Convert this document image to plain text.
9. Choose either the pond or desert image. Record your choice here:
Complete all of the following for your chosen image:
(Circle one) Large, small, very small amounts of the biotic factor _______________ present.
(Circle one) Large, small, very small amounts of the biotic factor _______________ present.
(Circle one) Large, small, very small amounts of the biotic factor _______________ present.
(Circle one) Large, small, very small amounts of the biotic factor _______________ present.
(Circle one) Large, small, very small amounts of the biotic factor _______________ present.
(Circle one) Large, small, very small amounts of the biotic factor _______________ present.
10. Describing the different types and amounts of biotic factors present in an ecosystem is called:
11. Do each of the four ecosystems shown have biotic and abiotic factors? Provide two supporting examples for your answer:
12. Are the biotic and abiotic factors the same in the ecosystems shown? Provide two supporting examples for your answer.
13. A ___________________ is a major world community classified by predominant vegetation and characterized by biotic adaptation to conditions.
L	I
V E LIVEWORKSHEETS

Task details:
Retype all of the material above with every character intact.

Finished answer:
Convert this document image to plain text.
9. Choose either the pond or desert image. Record your choice here:
Complete all of the following for your chosen image:
(Circle one) Large, small, very small amounts of the biotic factor _______________ present.
(Circle one) Large, small, very small amounts of the biotic factor _______________ present.
(Circle one) Large, small, very small amounts of the biotic factor _______________ present.
(Circle one) Large, small, very small amounts of the biotic factor _______________ present.
(Circle one) Large, small, very small amounts of the biotic factor _______________ present.
(Circle one) Large, small, very small amounts of the biotic factor _______________ present.
10. Describing the different types and amounts of biotic factors present in an ecosystem is called:
11. Do each of the four ecosystems shown have biotic and abiotic factors? Provide two supporting examples for your answer:
12. Are the biotic and abiotic factors the same in the ecosystems shown? Provide two supporting examples for your answer.
13. A ___________________ is a major world community classified by predominant vegetation and characterized by biotic adaptation to conditions.
L	I
V E LIVEWORKSHEETS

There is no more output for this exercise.